**Problem details:**
Count the lines in the records below that contain the word "Check", and give only that number.

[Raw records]

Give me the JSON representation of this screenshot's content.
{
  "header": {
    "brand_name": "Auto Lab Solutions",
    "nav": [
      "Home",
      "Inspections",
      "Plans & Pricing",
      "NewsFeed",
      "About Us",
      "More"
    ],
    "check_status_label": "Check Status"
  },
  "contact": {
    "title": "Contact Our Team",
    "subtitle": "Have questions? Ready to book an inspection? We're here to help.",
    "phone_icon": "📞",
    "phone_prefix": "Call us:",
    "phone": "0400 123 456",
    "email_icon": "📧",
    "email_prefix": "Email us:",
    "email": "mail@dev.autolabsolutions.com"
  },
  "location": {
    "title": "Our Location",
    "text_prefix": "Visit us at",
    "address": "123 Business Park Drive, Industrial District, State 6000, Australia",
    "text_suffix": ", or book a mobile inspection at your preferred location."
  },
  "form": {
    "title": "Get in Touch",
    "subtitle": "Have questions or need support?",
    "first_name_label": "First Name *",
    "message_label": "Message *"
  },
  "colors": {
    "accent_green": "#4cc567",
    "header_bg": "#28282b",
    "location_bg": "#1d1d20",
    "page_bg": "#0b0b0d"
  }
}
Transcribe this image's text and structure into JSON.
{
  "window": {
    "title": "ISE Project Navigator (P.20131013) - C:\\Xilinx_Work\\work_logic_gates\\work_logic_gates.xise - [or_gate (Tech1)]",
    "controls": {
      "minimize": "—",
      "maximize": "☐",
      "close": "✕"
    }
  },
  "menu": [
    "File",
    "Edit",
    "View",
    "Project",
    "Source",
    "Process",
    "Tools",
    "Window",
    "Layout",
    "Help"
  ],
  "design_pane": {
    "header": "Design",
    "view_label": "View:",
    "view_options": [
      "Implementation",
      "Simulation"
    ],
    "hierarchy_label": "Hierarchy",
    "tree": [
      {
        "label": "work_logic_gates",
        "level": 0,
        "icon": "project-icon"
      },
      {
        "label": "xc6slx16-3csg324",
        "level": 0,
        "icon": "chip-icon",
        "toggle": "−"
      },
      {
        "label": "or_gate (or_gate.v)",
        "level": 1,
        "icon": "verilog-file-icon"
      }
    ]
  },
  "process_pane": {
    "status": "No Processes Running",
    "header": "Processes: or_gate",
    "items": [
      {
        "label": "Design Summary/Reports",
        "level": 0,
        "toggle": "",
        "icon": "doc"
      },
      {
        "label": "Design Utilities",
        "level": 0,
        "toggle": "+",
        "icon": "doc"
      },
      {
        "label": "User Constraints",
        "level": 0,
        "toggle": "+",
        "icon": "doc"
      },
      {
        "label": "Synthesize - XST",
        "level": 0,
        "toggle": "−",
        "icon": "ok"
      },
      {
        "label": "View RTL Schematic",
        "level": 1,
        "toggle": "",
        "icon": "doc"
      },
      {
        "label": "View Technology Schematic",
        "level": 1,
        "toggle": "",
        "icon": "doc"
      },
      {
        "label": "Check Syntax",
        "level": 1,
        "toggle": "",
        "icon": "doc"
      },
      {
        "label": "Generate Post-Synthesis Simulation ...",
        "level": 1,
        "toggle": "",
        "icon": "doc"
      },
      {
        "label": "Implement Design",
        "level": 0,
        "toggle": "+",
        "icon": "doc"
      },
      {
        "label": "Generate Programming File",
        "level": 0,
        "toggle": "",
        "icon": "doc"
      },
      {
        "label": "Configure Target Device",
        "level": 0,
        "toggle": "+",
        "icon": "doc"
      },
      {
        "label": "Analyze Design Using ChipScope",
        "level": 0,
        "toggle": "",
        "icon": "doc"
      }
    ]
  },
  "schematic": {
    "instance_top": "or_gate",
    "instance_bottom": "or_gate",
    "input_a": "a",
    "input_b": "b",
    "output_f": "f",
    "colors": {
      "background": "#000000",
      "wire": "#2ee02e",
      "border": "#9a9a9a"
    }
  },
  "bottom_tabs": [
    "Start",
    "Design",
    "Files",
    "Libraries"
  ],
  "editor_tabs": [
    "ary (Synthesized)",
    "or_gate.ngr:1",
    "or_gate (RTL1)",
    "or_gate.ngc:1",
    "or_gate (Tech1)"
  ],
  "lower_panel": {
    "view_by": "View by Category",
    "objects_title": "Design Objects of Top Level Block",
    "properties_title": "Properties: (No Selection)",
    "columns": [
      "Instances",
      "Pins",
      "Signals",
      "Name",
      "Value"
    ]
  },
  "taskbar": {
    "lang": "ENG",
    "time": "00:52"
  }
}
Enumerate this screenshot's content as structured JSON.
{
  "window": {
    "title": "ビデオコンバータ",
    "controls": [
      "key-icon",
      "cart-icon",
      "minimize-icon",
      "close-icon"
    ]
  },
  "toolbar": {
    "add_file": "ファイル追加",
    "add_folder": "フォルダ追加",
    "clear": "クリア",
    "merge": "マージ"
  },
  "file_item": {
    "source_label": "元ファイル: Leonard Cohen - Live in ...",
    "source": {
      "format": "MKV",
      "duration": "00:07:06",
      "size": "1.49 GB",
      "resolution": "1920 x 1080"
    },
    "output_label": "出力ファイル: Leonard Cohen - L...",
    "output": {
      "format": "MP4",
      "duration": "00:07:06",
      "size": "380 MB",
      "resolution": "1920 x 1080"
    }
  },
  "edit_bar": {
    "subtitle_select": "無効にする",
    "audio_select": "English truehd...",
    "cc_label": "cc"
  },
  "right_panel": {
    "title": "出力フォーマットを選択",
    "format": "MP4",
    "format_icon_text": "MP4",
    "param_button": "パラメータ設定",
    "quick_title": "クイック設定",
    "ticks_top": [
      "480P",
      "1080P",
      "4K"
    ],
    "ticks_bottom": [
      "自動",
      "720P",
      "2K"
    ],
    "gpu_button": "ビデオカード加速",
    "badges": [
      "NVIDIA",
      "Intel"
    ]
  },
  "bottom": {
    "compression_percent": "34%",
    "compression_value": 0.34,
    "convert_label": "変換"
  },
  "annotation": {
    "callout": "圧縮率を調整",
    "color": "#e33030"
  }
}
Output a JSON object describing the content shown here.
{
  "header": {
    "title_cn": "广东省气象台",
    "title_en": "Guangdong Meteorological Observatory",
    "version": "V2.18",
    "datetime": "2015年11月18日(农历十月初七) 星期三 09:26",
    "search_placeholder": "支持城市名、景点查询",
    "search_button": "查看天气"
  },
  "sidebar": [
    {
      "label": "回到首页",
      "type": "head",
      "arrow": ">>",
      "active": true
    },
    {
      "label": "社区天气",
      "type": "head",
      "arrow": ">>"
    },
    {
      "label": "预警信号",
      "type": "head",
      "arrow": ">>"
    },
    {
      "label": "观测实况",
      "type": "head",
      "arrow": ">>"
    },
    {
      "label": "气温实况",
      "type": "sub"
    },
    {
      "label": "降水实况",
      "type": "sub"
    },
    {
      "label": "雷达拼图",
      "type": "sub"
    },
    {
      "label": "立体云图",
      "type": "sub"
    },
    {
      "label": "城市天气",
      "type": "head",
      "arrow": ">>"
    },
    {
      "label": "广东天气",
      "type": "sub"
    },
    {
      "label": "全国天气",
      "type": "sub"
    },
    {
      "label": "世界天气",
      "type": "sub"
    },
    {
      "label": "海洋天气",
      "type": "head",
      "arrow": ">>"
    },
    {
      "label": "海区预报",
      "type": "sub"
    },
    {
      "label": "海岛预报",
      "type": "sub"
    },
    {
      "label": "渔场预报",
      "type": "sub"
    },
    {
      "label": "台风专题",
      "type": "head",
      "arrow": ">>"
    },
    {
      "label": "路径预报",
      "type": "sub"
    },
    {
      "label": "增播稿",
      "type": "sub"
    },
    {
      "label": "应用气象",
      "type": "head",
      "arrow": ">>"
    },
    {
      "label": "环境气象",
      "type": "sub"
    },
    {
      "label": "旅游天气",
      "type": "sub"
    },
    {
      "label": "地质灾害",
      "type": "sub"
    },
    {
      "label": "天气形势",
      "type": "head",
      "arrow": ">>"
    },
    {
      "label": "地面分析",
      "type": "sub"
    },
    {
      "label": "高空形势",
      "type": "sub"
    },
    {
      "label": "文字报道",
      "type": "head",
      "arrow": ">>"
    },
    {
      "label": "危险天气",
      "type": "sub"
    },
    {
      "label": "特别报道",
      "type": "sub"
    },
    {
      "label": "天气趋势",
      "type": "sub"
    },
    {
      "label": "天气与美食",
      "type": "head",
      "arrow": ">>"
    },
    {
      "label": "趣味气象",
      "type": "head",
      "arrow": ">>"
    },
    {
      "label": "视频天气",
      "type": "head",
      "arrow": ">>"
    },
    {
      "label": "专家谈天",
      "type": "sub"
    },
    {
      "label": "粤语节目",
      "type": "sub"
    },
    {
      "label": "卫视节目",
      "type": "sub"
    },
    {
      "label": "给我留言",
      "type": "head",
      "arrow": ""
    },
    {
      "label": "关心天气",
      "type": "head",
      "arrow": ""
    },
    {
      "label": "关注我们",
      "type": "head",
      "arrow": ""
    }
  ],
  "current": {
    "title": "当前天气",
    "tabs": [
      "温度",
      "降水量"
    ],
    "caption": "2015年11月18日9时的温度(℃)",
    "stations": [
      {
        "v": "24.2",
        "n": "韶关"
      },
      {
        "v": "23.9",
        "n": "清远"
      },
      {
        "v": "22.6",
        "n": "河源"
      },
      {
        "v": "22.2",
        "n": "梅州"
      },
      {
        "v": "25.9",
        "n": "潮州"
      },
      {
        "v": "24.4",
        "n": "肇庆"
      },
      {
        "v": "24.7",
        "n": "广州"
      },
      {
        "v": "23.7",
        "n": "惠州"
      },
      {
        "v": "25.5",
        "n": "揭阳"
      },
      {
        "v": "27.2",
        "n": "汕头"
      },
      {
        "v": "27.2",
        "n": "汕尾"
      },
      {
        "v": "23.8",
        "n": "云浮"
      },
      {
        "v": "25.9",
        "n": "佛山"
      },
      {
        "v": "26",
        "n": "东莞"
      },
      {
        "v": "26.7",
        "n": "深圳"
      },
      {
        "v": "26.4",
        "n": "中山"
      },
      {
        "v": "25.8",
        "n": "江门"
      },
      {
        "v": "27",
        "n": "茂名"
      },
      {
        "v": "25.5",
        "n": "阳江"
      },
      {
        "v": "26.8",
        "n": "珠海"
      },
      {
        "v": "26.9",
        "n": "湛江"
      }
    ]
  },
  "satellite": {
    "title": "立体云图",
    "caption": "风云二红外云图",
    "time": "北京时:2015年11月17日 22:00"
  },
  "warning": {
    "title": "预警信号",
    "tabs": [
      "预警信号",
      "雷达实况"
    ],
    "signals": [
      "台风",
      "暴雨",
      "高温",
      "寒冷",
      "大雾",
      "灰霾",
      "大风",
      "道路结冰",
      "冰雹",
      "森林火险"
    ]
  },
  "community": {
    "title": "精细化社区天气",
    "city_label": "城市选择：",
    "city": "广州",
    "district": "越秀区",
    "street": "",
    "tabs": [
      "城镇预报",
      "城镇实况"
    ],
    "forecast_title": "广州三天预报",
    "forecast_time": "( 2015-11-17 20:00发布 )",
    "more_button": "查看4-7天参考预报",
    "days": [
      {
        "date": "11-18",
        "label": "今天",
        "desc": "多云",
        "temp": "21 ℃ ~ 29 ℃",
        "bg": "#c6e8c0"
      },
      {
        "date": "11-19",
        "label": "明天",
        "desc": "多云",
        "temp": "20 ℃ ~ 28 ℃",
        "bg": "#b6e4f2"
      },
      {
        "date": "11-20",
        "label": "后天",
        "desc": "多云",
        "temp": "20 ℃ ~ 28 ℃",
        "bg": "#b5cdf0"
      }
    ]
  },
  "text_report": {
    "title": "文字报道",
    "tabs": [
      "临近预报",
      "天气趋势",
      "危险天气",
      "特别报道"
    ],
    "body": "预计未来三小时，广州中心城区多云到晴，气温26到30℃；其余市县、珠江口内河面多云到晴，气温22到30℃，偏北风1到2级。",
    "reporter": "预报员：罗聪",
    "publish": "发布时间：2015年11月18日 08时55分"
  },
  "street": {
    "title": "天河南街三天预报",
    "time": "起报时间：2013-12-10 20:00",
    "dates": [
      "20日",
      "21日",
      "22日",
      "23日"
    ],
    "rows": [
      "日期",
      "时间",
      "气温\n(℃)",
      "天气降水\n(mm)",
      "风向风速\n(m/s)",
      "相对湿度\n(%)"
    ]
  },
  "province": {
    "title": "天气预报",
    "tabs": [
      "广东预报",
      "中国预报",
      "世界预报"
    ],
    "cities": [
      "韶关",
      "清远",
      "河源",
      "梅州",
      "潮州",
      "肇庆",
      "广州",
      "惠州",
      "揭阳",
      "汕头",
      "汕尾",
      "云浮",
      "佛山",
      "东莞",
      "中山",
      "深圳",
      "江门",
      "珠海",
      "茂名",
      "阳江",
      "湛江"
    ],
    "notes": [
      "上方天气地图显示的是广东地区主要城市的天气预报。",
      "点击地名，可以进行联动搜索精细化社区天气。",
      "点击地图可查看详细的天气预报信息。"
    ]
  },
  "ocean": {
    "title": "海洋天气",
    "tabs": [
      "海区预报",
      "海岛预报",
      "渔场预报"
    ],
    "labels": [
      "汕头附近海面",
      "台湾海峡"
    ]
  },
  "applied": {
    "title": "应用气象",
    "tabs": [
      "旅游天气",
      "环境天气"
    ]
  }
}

**Exercise answer:**
2